** Start EXERCISE MATERIALS **

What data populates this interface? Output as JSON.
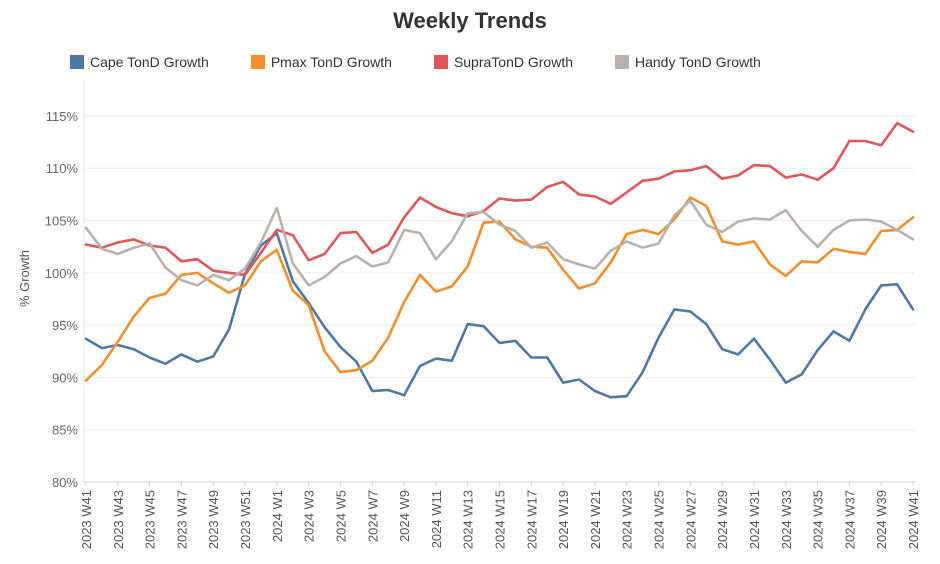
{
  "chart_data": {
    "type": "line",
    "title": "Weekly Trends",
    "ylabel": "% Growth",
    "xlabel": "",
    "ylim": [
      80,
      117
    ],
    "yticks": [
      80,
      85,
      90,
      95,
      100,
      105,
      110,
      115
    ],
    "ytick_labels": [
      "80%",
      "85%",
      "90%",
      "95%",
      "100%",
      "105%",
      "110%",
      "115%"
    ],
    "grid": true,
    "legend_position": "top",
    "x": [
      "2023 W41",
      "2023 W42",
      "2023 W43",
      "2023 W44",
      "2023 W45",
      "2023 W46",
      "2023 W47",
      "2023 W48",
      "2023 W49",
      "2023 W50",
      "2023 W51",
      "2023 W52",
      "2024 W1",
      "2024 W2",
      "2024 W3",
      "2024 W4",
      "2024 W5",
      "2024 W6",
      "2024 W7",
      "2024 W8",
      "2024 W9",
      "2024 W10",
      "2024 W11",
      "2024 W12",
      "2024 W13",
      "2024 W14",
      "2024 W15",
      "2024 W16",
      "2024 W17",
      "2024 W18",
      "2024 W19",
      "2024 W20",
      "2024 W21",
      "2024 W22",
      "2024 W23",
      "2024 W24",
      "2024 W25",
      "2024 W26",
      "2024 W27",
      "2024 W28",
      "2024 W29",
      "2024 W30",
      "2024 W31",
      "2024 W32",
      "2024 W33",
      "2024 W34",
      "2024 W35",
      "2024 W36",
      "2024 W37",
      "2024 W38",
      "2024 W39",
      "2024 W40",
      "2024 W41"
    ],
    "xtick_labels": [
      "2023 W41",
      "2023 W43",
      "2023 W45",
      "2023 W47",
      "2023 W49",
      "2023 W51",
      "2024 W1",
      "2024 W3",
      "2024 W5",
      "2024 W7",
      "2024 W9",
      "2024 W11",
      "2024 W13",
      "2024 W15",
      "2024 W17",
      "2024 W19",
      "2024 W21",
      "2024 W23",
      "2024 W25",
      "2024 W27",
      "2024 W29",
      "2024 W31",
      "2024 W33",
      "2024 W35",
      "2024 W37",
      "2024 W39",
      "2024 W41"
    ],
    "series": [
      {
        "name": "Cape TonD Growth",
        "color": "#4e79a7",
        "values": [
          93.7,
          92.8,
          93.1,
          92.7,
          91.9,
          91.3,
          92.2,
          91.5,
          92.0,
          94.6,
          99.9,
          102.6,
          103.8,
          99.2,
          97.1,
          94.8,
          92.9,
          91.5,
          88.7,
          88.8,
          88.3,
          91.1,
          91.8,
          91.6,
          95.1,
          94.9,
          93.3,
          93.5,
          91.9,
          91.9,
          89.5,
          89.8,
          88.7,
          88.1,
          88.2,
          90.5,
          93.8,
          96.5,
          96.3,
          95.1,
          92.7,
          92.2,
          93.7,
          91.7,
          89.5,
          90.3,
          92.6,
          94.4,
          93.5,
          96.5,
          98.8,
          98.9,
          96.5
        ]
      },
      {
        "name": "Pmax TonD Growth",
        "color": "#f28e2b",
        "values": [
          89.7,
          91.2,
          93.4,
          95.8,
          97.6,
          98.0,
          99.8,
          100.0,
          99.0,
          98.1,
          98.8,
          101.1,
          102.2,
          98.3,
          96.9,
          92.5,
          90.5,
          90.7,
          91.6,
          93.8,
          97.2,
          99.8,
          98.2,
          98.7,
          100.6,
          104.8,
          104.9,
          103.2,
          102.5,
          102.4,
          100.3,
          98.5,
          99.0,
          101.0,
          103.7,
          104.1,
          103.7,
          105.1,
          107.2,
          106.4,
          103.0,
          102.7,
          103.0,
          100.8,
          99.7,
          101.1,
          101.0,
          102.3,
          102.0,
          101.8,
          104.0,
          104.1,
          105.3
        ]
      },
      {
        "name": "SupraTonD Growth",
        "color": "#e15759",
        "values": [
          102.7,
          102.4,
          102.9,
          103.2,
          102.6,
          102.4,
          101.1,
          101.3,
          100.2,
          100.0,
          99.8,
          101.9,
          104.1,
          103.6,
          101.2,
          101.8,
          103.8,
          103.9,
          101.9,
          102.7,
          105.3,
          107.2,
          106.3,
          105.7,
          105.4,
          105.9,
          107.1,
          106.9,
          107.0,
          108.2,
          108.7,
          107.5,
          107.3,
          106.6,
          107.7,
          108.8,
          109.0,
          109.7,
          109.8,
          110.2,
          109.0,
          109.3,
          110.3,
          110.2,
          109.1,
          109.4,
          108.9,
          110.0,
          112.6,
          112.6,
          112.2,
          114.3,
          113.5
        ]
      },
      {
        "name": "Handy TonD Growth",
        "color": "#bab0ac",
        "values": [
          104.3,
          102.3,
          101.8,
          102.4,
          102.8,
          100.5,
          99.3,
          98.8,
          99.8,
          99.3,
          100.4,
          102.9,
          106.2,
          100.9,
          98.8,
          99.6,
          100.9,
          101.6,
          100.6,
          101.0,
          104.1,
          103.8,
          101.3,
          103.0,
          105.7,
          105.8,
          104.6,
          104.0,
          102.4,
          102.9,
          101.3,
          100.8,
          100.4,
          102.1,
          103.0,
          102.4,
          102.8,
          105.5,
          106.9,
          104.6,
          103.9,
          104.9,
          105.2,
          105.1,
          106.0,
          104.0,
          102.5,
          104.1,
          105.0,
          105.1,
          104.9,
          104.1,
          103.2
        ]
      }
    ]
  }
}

** End EXERCISE MATERIALS **

- _WRITTEN EXERCISE_: Reproduce each line exactly as it appears, omitting the pictures.

- _RESPONSE_:
What data populates this interface? Output as JSON.
{
  "chart_data": {
    "type": "line",
    "title": "Weekly Trends",
    "ylabel": "% Growth",
    "xlabel": "",
    "ylim": [
      80,
      117
    ],
    "yticks": [
      80,
      85,
      90,
      95,
      100,
      105,
      110,
      115
    ],
    "ytick_labels": [
      "80%",
      "85%",
      "90%",
      "95%",
      "100%",
      "105%",
      "110%",
      "115%"
    ],
    "grid": true,
    "legend_position": "top",
    "x": [
      "2023 W41",
      "2023 W42",
      "2023 W43",
      "2023 W44",
      "2023 W45",
      "2023 W46",
      "2023 W47",
      "2023 W48",
      "2023 W49",
      "2023 W50",
      "2023 W51",
      "2023 W52",
      "2024 W1",
      "2024 W2",
      "2024 W3",
      "2024 W4",
      "2024 W5",
      "2024 W6",
      "2024 W7",
      "2024 W8",
      "2024 W9",
      "2024 W10",
      "2024 W11",
      "2024 W12",
      "2024 W13",
      "2024 W14",
      "2024 W15",
      "2024 W16",
      "2024 W17",
      "2024 W18",
      "2024 W19",
      "2024 W20",
      "2024 W21",
      "2024 W22",
      "2024 W23",
      "2024 W24",
      "2024 W25",
      "2024 W26",
      "2024 W27",
      "2024 W28",
      "2024 W29",
      "2024 W30",
      "2024 W31",
      "2024 W32",
      "2024 W33",
      "2024 W34",
      "2024 W35",
      "2024 W36",
      "2024 W37",
      "2024 W38",
      "2024 W39",
      "2024 W40",
      "2024 W41"
    ],
    "xtick_labels": [
      "2023 W41",
      "2023 W43",
      "2023 W45",
      "2023 W47",
      "2023 W49",
      "2023 W51",
      "2024 W1",
      "2024 W3",
      "2024 W5",
      "2024 W7",
      "2024 W9",
      "2024 W11",
      "2024 W13",
      "2024 W15",
      "2024 W17",
      "2024 W19",
      "2024 W21",
      "2024 W23",
      "2024 W25",
      "2024 W27",
      "2024 W29",
      "2024 W31",
      "2024 W33",
      "2024 W35",
      "2024 W37",
      "2024 W39",
      "2024 W41"
    ],
    "series": [
      {
        "name": "Cape TonD Growth",
        "color": "#4e79a7",
        "values": [
          93.7,
          92.8,
          93.1,
          92.7,
          91.9,
          91.3,
          92.2,
          91.5,
          92.0,
          94.6,
          99.9,
          102.6,
          103.8,
          99.2,
          97.1,
          94.8,
          92.9,
          91.5,
          88.7,
          88.8,
          88.3,
          91.1,
          91.8,
          91.6,
          95.1,
          94.9,
          93.3,
          93.5,
          91.9,
          91.9,
          89.5,
          89.8,
          88.7,
          88.1,
          88.2,
          90.5,
          93.8,
          96.5,
          96.3,
          95.1,
          92.7,
          92.2,
          93.7,
          91.7,
          89.5,
          90.3,
          92.6,
          94.4,
          93.5,
          96.5,
          98.8,
          98.9,
          96.5
        ]
      },
      {
        "name": "Pmax TonD Growth",
        "color": "#f28e2b",
        "values": [
          89.7,
          91.2,
          93.4,
          95.8,
          97.6,
          98.0,
          99.8,
          100.0,
          99.0,
          98.1,
          98.8,
          101.1,
          102.2,
          98.3,
          96.9,
          92.5,
          90.5,
          90.7,
          91.6,
          93.8,
          97.2,
          99.8,
          98.2,
          98.7,
          100.6,
          104.8,
          104.9,
          103.2,
          102.5,
          102.4,
          100.3,
          98.5,
          99.0,
          101.0,
          103.7,
          104.1,
          103.7,
          105.1,
          107.2,
          106.4,
          103.0,
          102.7,
          103.0,
          100.8,
          99.7,
          101.1,
          101.0,
          102.3,
          102.0,
          101.8,
          104.0,
          104.1,
          105.3
        ]
      },
      {
        "name": "SupraTonD Growth",
        "color": "#e15759",
        "values": [
          102.7,
          102.4,
          102.9,
          103.2,
          102.6,
          102.4,
          101.1,
          101.3,
          100.2,
          100.0,
          99.8,
          101.9,
          104.1,
          103.6,
          101.2,
          101.8,
          103.8,
          103.9,
          101.9,
          102.7,
          105.3,
          107.2,
          106.3,
          105.7,
          105.4,
          105.9,
          107.1,
          106.9,
          107.0,
          108.2,
          108.7,
          107.5,
          107.3,
          106.6,
          107.7,
          108.8,
          109.0,
          109.7,
          109.8,
          110.2,
          109.0,
          109.3,
          110.3,
          110.2,
          109.1,
          109.4,
          108.9,
          110.0,
          112.6,
          112.6,
          112.2,
          114.3,
          113.5
        ]
      },
      {
        "name": "Handy TonD Growth",
        "color": "#bab0ac",
        "values": [
          104.3,
          102.3,
          101.8,
          102.4,
          102.8,
          100.5,
          99.3,
          98.8,
          99.8,
          99.3,
          100.4,
          102.9,
          106.2,
          100.9,
          98.8,
          99.6,
          100.9,
          101.6,
          100.6,
          101.0,
          104.1,
          103.8,
          101.3,
          103.0,
          105.7,
          105.8,
          104.6,
          104.0,
          102.4,
          102.9,
          101.3,
          100.8,
          100.4,
          102.1,
          103.0,
          102.4,
          102.8,
          105.5,
          106.9,
          104.6,
          103.9,
          104.9,
          105.2,
          105.1,
          106.0,
          104.0,
          102.5,
          104.1,
          105.0,
          105.1,
          104.9,
          104.1,
          103.2
        ]
      }
    ]
  }
}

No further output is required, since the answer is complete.